** Your objective **
Return all lines from the listing below in which the string "only" occurs.

--- START ---

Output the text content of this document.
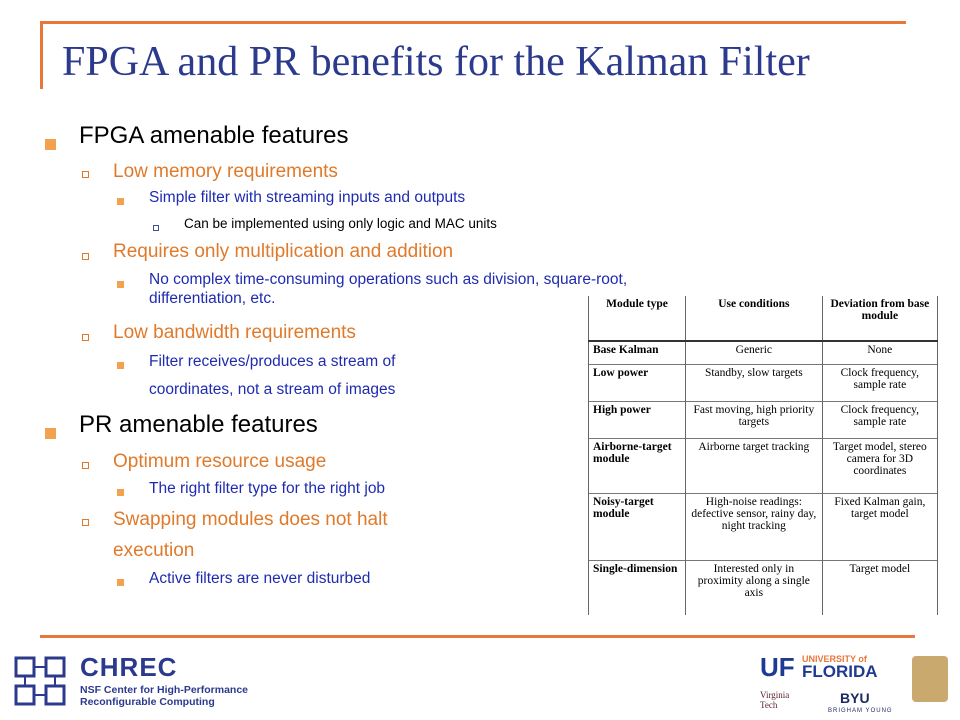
FPGA and PR benefits for the Kalman Filter
FPGA amenable features
Low memory requirements
Simple filter with streaming inputs and outputs
Can be implemented using only logic and MAC units
Requires only multiplication and addition
No complex time-consuming operations such as division, square-root,
differentiation, etc.
Low bandwidth requirements
Filter receives/produces a stream of
coordinates, not a stream of images
PR amenable features
Optimum resource usage
The right filter type for the right job
Swapping modules does not halt
execution
Active filters are never disturbed
Module type	Use conditions	Deviation from base module
Base Kalman	Generic	None
Low power	Standby, slow targets	Clock frequency, sample rate
High power	Fast moving, high priority targets	Clock frequency, sample rate
Airborne-target module	Airborne target tracking	Target model, stereo camera for 3D coordinates
Noisy-target module	High-noise readings: defective sensor, rainy day, night tracking	Fixed Kalman gain, target model
Single-dimension	Interested only in proximity along a single axis	Target model
CHREC
NSF Center for High-Performance
Reconfigurable Computing
UF UNIVERSITY of
FLORIDA
Virginia
Tech	BYU
BRIGHAM YOUNG
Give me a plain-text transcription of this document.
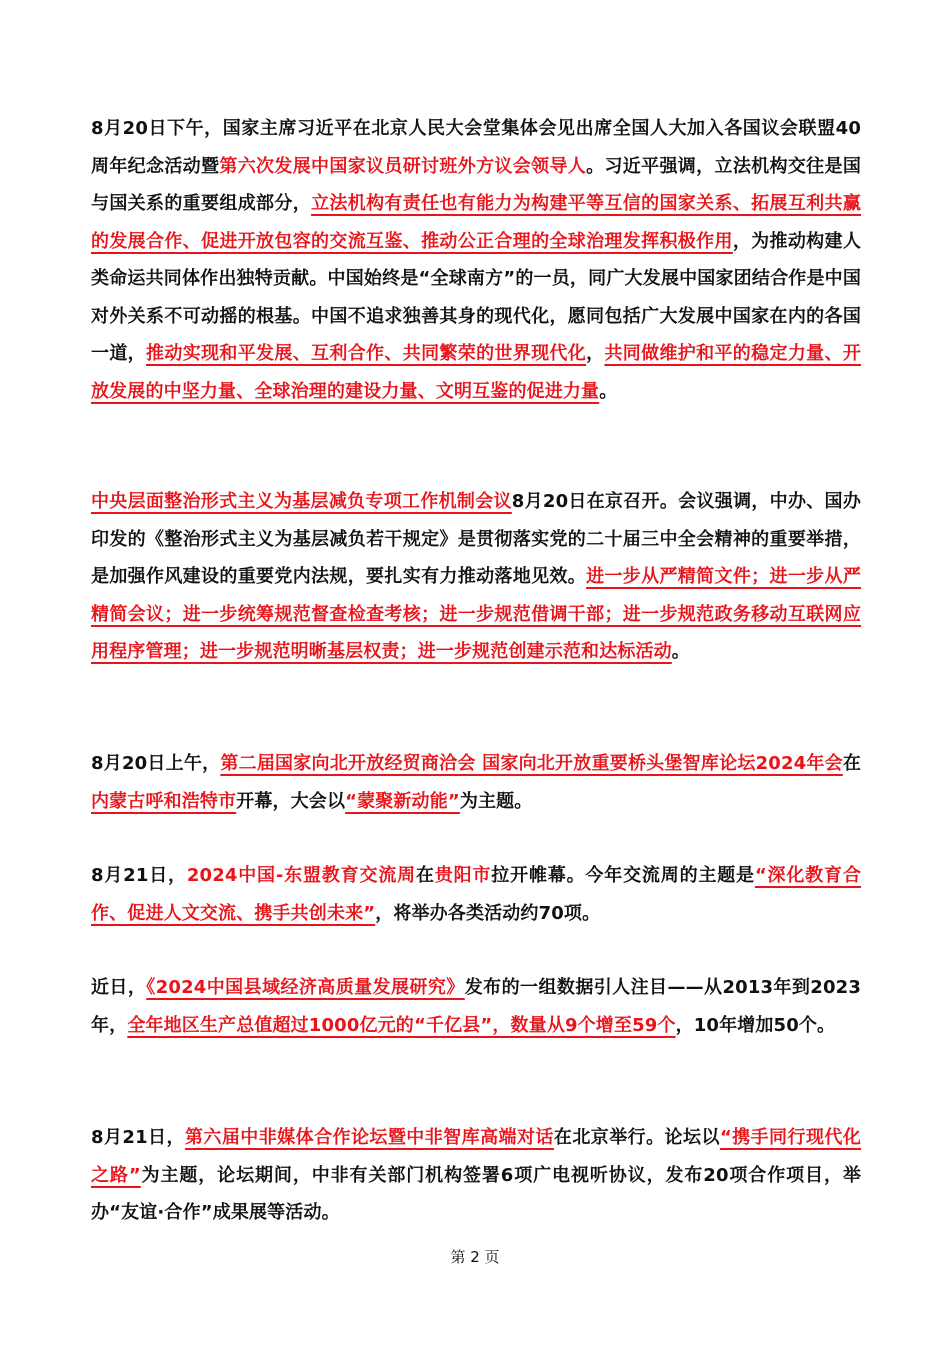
8月20日下午，国家主席习近平在北京人民大会堂集体会见出席全国人大加入各国议会联盟40周年纪念活动暨第六次发展中国家议员研讨班外方议会领导人。习近平强调，立法机构交往是国与国关系的重要组成部分，立法机构有责任也有能力为构建平等互信的国家关系、拓展互利共赢的发展合作、促进开放包容的交流互鉴、推动公正合理的全球治理发挥积极作用，为推动构建人类命运共同体作出独特贡献。中国始终是“全球南方”的一员，同广大发展中国家团结合作是中国对外关系不可动摇的根基。中国不追求独善其身的现代化，愿同包括广大发展中国家在内的各国一道，推动实现和平发展、互利合作、共同繁荣的世界现代化，共同做维护和平的稳定力量、开放发展的中坚力量、全球治理的建设力量、文明互鉴的促进力量。

中央层面整治形式主义为基层减负专项工作机制会议8月20日在京召开。会议强调，中办、国办印发的《整治形式主义为基层减负若干规定》是贯彻落实党的二十届三中全会精神的重要举措，是加强作风建设的重要党内法规，要扎实有力推动落地见效。进一步从严精简文件；进一步从严精简会议；进一步统筹规范督查检查考核；进一步规范借调干部；进一步规范政务移动互联网应用程序管理；进一步规范明晰基层权责；进一步规范创建示范和达标活动。

8月20日上午，第二届国家向北开放经贸商洽会 国家向北开放重要桥头堡智库论坛2024年会在内蒙古呼和浩特市开幕，大会以“蒙聚新动能”为主题。

8月21日，2024中国-东盟教育交流周在贵阳市拉开帷幕。今年交流周的主题是“深化教育合作、促进人文交流、携手共创未来”，将举办各类活动约70项。

近日，《2024中国县域经济高质量发展研究》发布的一组数据引人注目——从2013年到2023年，全年地区生产总值超过1000亿元的“千亿县”，数量从9个增至59个，10年增加50个。

8月21日，第六届中非媒体合作论坛暨中非智库高端对话在北京举行。论坛以“携手同行现代化之路”为主题，论坛期间，中非有关部门机构签署6项广电视听协议，发布20项合作项目，举办“友谊·合作”成果展等活动。

第 2 页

--- END ---

** Answer to the exercise **
Can be implemented using only logic and MAC units
Requires only multiplication and addition
Single-dimension	Interested only in proximity along a single axis	Target model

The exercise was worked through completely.